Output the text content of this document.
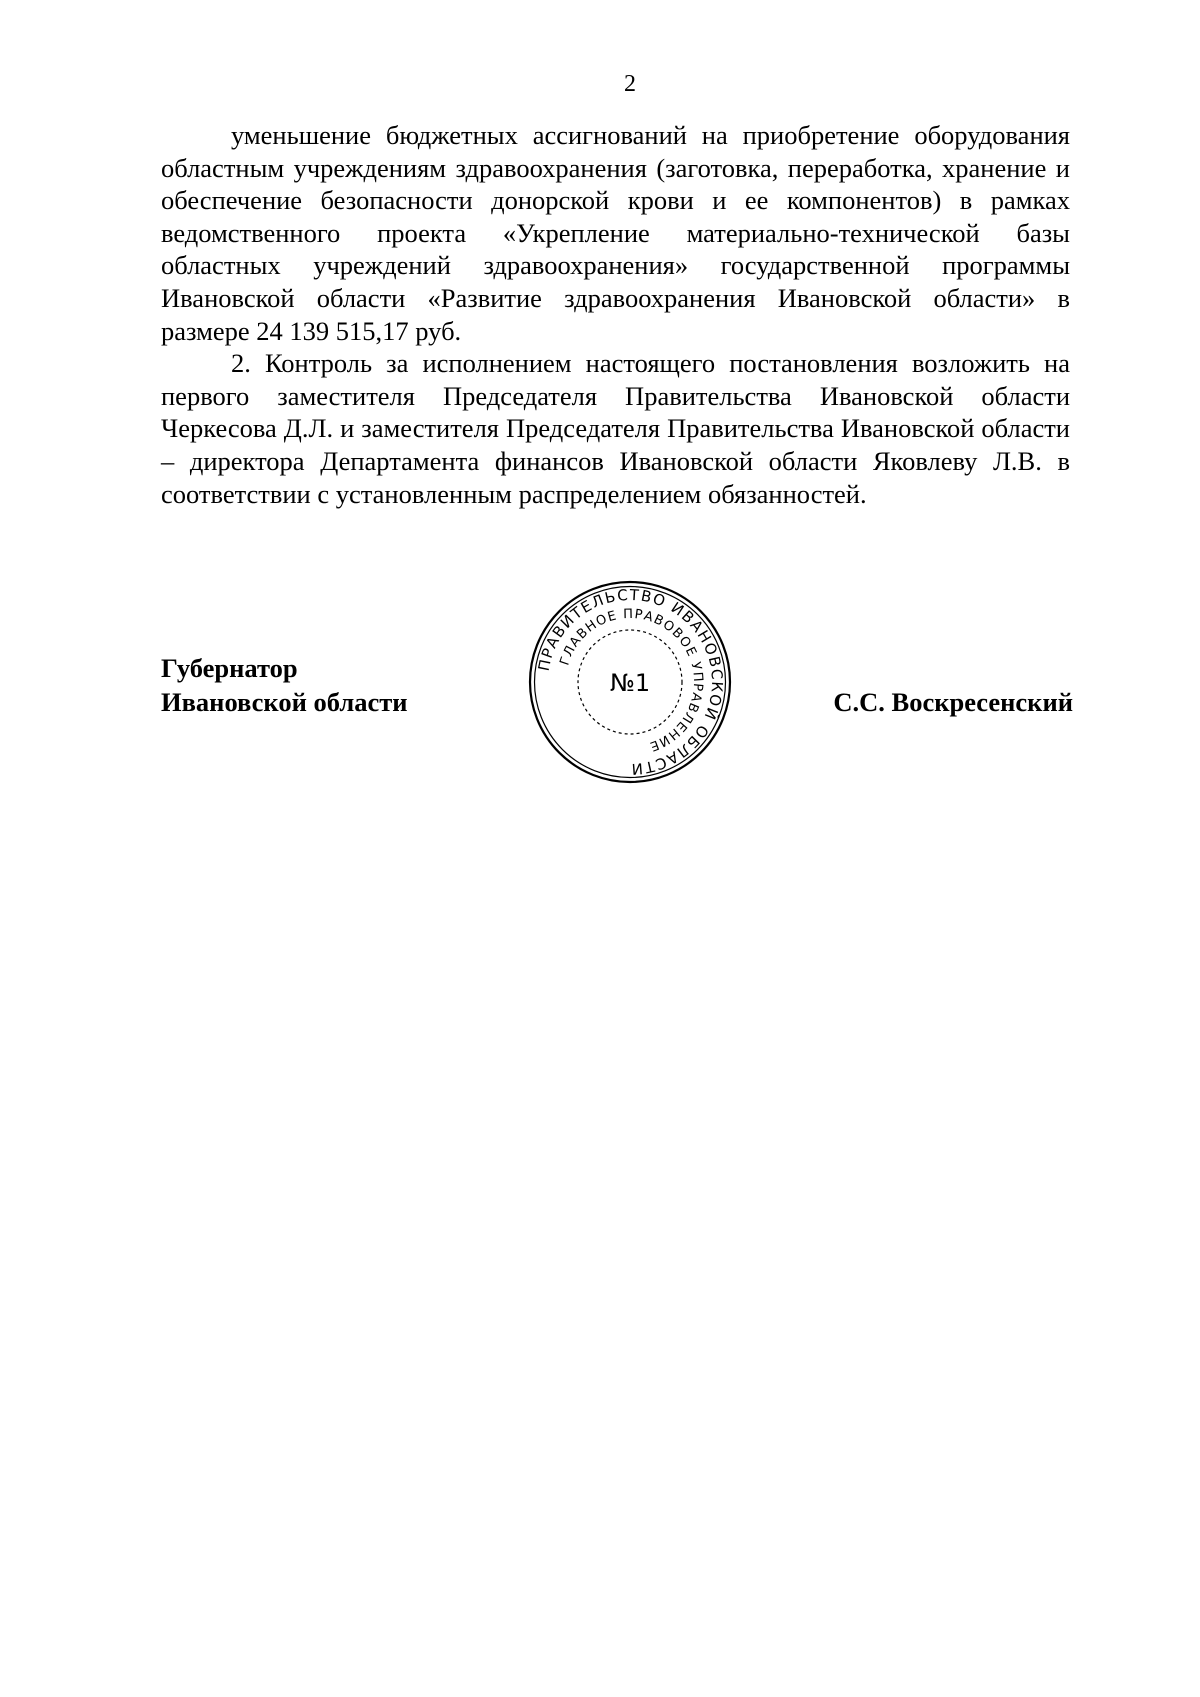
2

уменьшение бюджетных ассигнований на приобретение оборудования областным учреждениям здравоохранения (заготовка, переработка, хранение и обеспечение безопасности донорской крови и ее компонентов) в рамках ведомственного проекта «Укрепление материально-технической базы областных учреждений здравоохранения» государственной программы Ивановской области «Развитие здравоохранения Ивановской области» в размере 24 139 515,17 руб.

2. Контроль за исполнением настоящего постановления возложить на первого заместителя Председателя Правительства Ивановской области Черкесова Д.Л. и заместителя Председателя Правительства Ивановской области – директора Департамента финансов Ивановской области Яковлеву Л.В. в соответствии с установленным распределением обязанностей.

Губернатор
Ивановской области
ПРАВИТЕЛЬСТВО ИВАНОВСКОЙ ОБЛАСТИ
ГЛАВНОЕ ПРАВОВОЕ УПРАВЛЕНИЕ
№1
С.С. Воскресенский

### [Objective]
Leave out the pictures, and give all the records again exactly.

### [Solution for this task]
Output the text content of this document.
2

уменьшение бюджетных ассигнований на приобретение оборудования областным учреждениям здравоохранения (заготовка, переработка, хранение и обеспечение безопасности донорской крови и ее компонентов) в рамках ведомственного проекта «Укрепление материально-технической базы областных учреждений здравоохранения» государственной программы Ивановской области «Развитие здравоохранения Ивановской области» в размере 24 139 515,17 руб.

2. Контроль за исполнением настоящего постановления возложить на первого заместителя Председателя Правительства Ивановской области Черкесова Д.Л. и заместителя Председателя Правительства Ивановской области – директора Департамента финансов Ивановской области Яковлеву Л.В. в соответствии с установленным распределением обязанностей.

Губернатор
Ивановской области
ПРАВИТЕЛЬСТВО ИВАНОВСКОЙ ОБЛАСТИ
ГЛАВНОЕ ПРАВОВОЕ УПРАВЛЕНИЕ
№1
С.С. Воскресенский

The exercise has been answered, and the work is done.